### Data rows
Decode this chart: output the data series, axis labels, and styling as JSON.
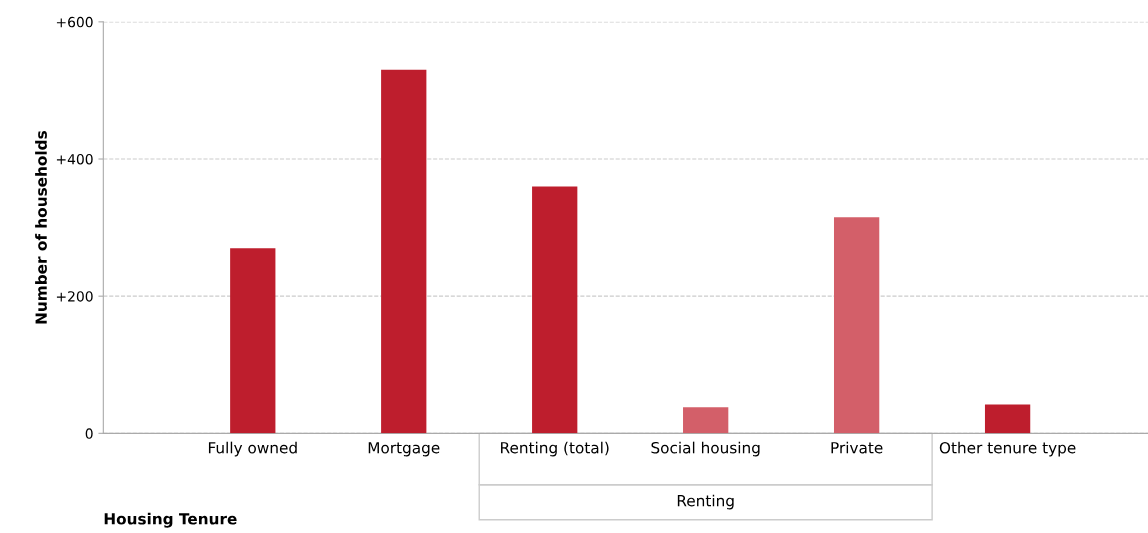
{
  "chart_data": {
    "type": "bar",
    "categories": [
      "Fully owned",
      "Mortgage",
      "Renting (total)",
      "Social housing",
      "Private",
      "Other tenure type"
    ],
    "values": [
      270,
      530,
      360,
      38,
      315,
      42
    ],
    "colors": [
      "#be1e2d",
      "#be1e2d",
      "#be1e2d",
      "#d35f69",
      "#d35f69",
      "#be1e2d"
    ],
    "xlabel": "Housing Tenure",
    "ylabel": "Number of households",
    "ylim": [
      0,
      600
    ],
    "yticks": [
      {
        "value": 0,
        "label": "0"
      },
      {
        "value": 200,
        "label": "+200"
      },
      {
        "value": 400,
        "label": "+400"
      },
      {
        "value": 600,
        "label": "+600"
      }
    ],
    "annotations": [
      "Renting"
    ],
    "grid": "y",
    "legend": false
  }
}
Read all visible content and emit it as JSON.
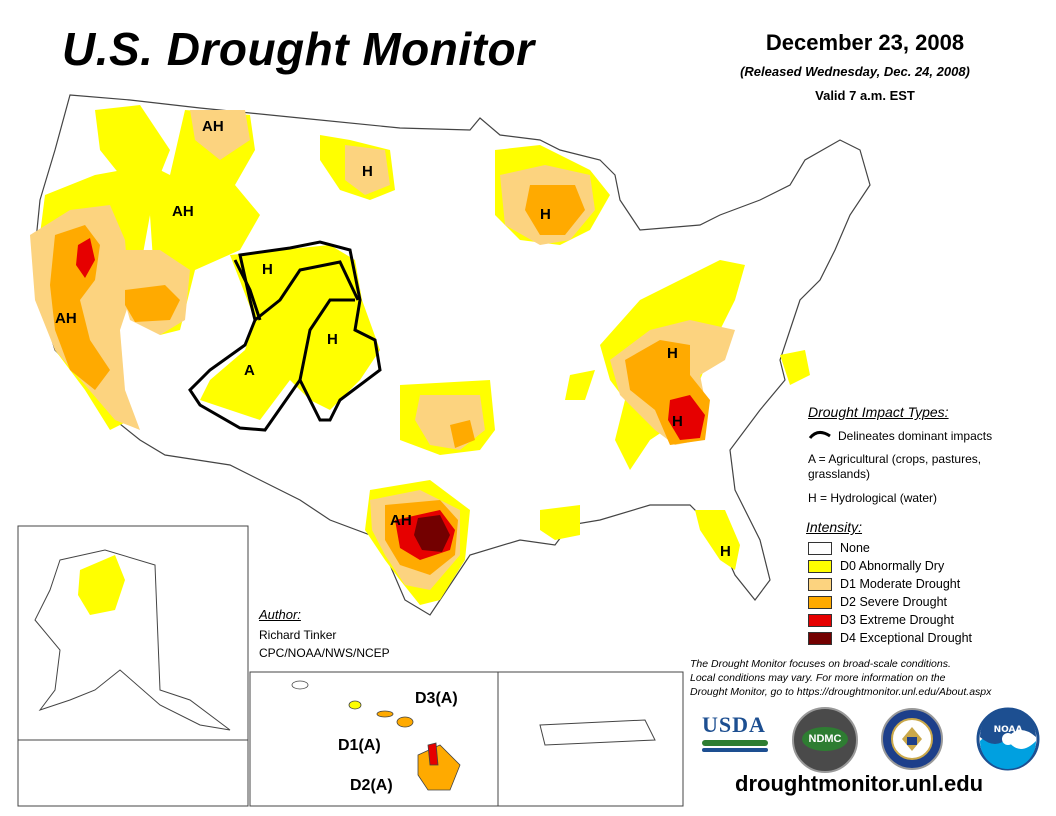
{
  "header": {
    "title": "U.S. Drought Monitor",
    "date": "December 23, 2008",
    "released": "(Released Wednesday, Dec. 24, 2008)",
    "valid": "Valid 7 a.m. EST"
  },
  "map_labels": {
    "ah_montana": "AH",
    "ah_idaho": "AH",
    "ah_california": "AH",
    "ah_texas": "AH",
    "h_dakota": "H",
    "h_wisconsin": "H",
    "h_wyoming": "H",
    "h_colorado": "H",
    "h_kentucky": "H",
    "h_georgia": "H",
    "h_florida": "H",
    "a_utah": "A",
    "hi_d3": "D3(A)",
    "hi_d1": "D1(A)",
    "hi_d2": "D2(A)"
  },
  "impact_legend": {
    "title": "Drought Impact Types:",
    "delineates": "Delineates dominant impacts",
    "agricultural_line1": "A = Agricultural (crops, pastures,",
    "agricultural_line2": "grasslands)",
    "hydrological": "H = Hydrological (water)"
  },
  "intensity_legend": {
    "title": "Intensity:",
    "items": [
      {
        "label": "None",
        "color": "#ffffff"
      },
      {
        "label": "D0 Abnormally Dry",
        "color": "#ffff00"
      },
      {
        "label": "D1 Moderate Drought",
        "color": "#fcd37f"
      },
      {
        "label": "D2 Severe Drought",
        "color": "#ffaa00"
      },
      {
        "label": "D3 Extreme Drought",
        "color": "#e60000"
      },
      {
        "label": "D4 Exceptional Drought",
        "color": "#730000"
      }
    ]
  },
  "author": {
    "heading": "Author:",
    "name": "Richard Tinker",
    "org": "CPC/NOAA/NWS/NCEP"
  },
  "disclaimer": {
    "line1": "The Drought Monitor focuses on broad-scale conditions.",
    "line2": "Local conditions may vary. For more information on the",
    "line3": "Drought Monitor, go to https://droughtmonitor.unl.edu/About.aspx"
  },
  "logos": {
    "usda": "USDA",
    "ndmc": "NDMC",
    "noaa": "NOAA"
  },
  "website": "droughtmonitor.unl.edu"
}
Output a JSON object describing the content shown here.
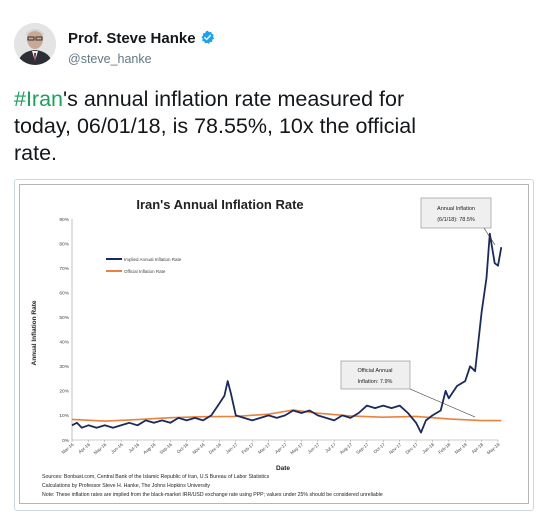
{
  "author": {
    "name": "Prof. Steve Hanke",
    "handle": "@steve_hanke",
    "verified_icon": "verified-badge-icon",
    "avatar_icon": "avatar-portrait"
  },
  "tweet": {
    "hashtag": "#Iran",
    "line1_rest": "'s annual inflation rate measured for",
    "line2": "today, 06/01/18, is 78.55%, 10x the official",
    "line3": "rate."
  },
  "colors": {
    "hashtag": "#19a25b",
    "implied_series": "#1a2a5e",
    "official_series": "#e8823f",
    "verified": "#1da1f2"
  },
  "chart_data": {
    "type": "line",
    "title": "Iran's Annual Inflation Rate",
    "xlabel": "Date",
    "ylabel": "Annual Inflation Rate",
    "ylim": [
      0,
      90
    ],
    "y_ticks": [
      "0%",
      "10%",
      "20%",
      "30%",
      "40%",
      "50%",
      "60%",
      "70%",
      "80%",
      "90%"
    ],
    "x_ticks": [
      "Mar-16",
      "Apr-16",
      "May-16",
      "Jun-16",
      "Jul-16",
      "Aug-16",
      "Sep-16",
      "Oct-16",
      "Nov-16",
      "Dec-16",
      "Jan-17",
      "Feb-17",
      "Mar-17",
      "Apr-17",
      "May-17",
      "Jun-17",
      "Jul-17",
      "Aug-17",
      "Sep-17",
      "Oct-17",
      "Nov-17",
      "Dec-17",
      "Jan-18",
      "Feb-18",
      "Mar-18",
      "Apr-18",
      "May-18"
    ],
    "grid": false,
    "legend_placement": "top-left",
    "series": [
      {
        "name": "Implied Annual Inflation Rate",
        "points": [
          [
            0,
            6
          ],
          [
            0.3,
            7
          ],
          [
            0.6,
            5
          ],
          [
            1,
            6
          ],
          [
            1.5,
            5
          ],
          [
            2,
            6
          ],
          [
            2.5,
            5
          ],
          [
            3,
            6
          ],
          [
            3.5,
            7
          ],
          [
            4,
            6
          ],
          [
            4.5,
            8
          ],
          [
            5,
            7
          ],
          [
            5.5,
            8
          ],
          [
            6,
            7
          ],
          [
            6.5,
            9
          ],
          [
            7,
            8
          ],
          [
            7.5,
            9
          ],
          [
            8,
            8
          ],
          [
            8.5,
            10
          ],
          [
            9,
            15
          ],
          [
            9.3,
            18
          ],
          [
            9.5,
            24
          ],
          [
            9.7,
            19
          ],
          [
            10,
            10
          ],
          [
            10.5,
            9
          ],
          [
            11,
            8
          ],
          [
            11.5,
            9
          ],
          [
            12,
            10
          ],
          [
            12.5,
            9
          ],
          [
            13,
            10
          ],
          [
            13.5,
            12
          ],
          [
            14,
            11
          ],
          [
            14.5,
            12
          ],
          [
            15,
            10
          ],
          [
            15.5,
            9
          ],
          [
            16,
            8
          ],
          [
            16.5,
            10
          ],
          [
            17,
            9
          ],
          [
            17.5,
            11
          ],
          [
            18,
            14
          ],
          [
            18.5,
            13
          ],
          [
            19,
            14
          ],
          [
            19.5,
            13
          ],
          [
            20,
            14
          ],
          [
            20.5,
            11
          ],
          [
            21,
            7
          ],
          [
            21.3,
            3
          ],
          [
            21.6,
            8
          ],
          [
            22,
            10
          ],
          [
            22.5,
            12
          ],
          [
            22.8,
            20
          ],
          [
            23,
            17
          ],
          [
            23.5,
            22
          ],
          [
            24,
            24
          ],
          [
            24.3,
            30
          ],
          [
            24.6,
            28
          ],
          [
            25,
            52
          ],
          [
            25.3,
            66
          ],
          [
            25.5,
            84
          ],
          [
            25.8,
            72
          ],
          [
            26,
            71
          ],
          [
            26.2,
            78.5
          ]
        ]
      },
      {
        "name": "Official Inflation Rate",
        "points": [
          [
            0,
            8.4
          ],
          [
            2,
            7.7
          ],
          [
            4,
            8.3
          ],
          [
            6,
            9.1
          ],
          [
            8,
            9.5
          ],
          [
            10,
            9.6
          ],
          [
            12,
            10.5
          ],
          [
            13.5,
            12.2
          ],
          [
            15,
            10.9
          ],
          [
            17,
            9.8
          ],
          [
            19,
            9.3
          ],
          [
            21,
            9.6
          ],
          [
            23,
            8.6
          ],
          [
            25,
            7.9
          ],
          [
            26.2,
            7.9
          ]
        ]
      }
    ],
    "annotations": [
      {
        "title": "Annual Inflation",
        "text": "(6/1/18): 78.5%"
      },
      {
        "title": "Official Annual",
        "text": "Inflation: 7.9%"
      }
    ],
    "sources": [
      "Sources: Bonbast.com, Central Bank of the Islamic Republic of Iran, U.S Bureau of Labor Statistics",
      "Calculations by Professor Steve H. Hanke, The Johns Hopkins University",
      "Note: These inflation rates are implied from the black-market IRR/USD exchange rate using PPP; values under 25% should be considered unreliable"
    ]
  }
}
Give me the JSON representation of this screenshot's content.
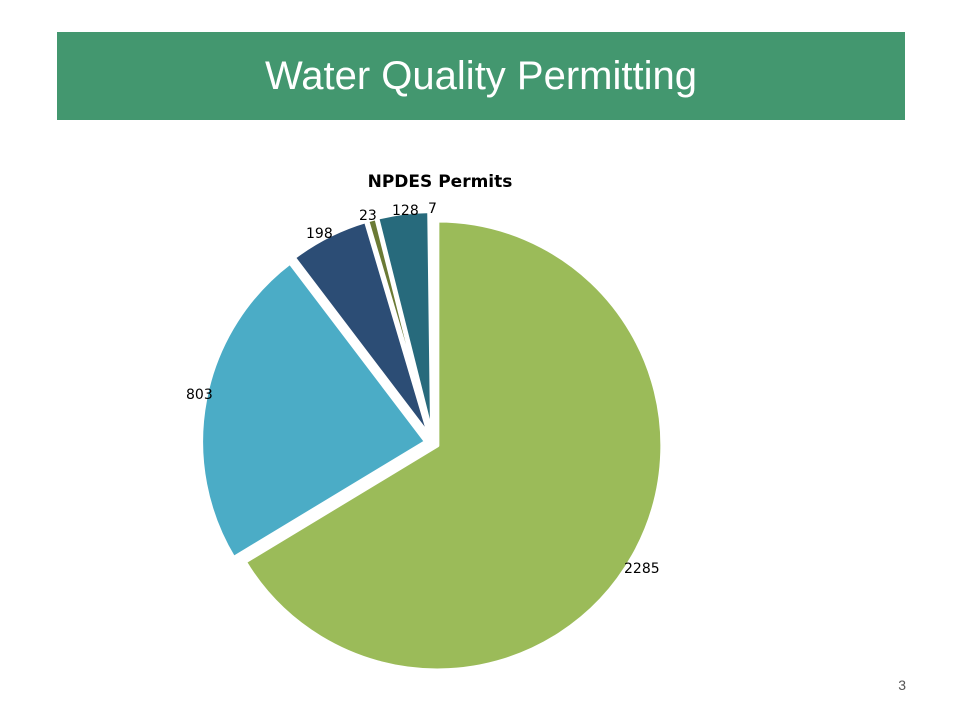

### The exercise
Work out how many lines in the records above hold the string "ylabel", then give only that count.

### Reply
2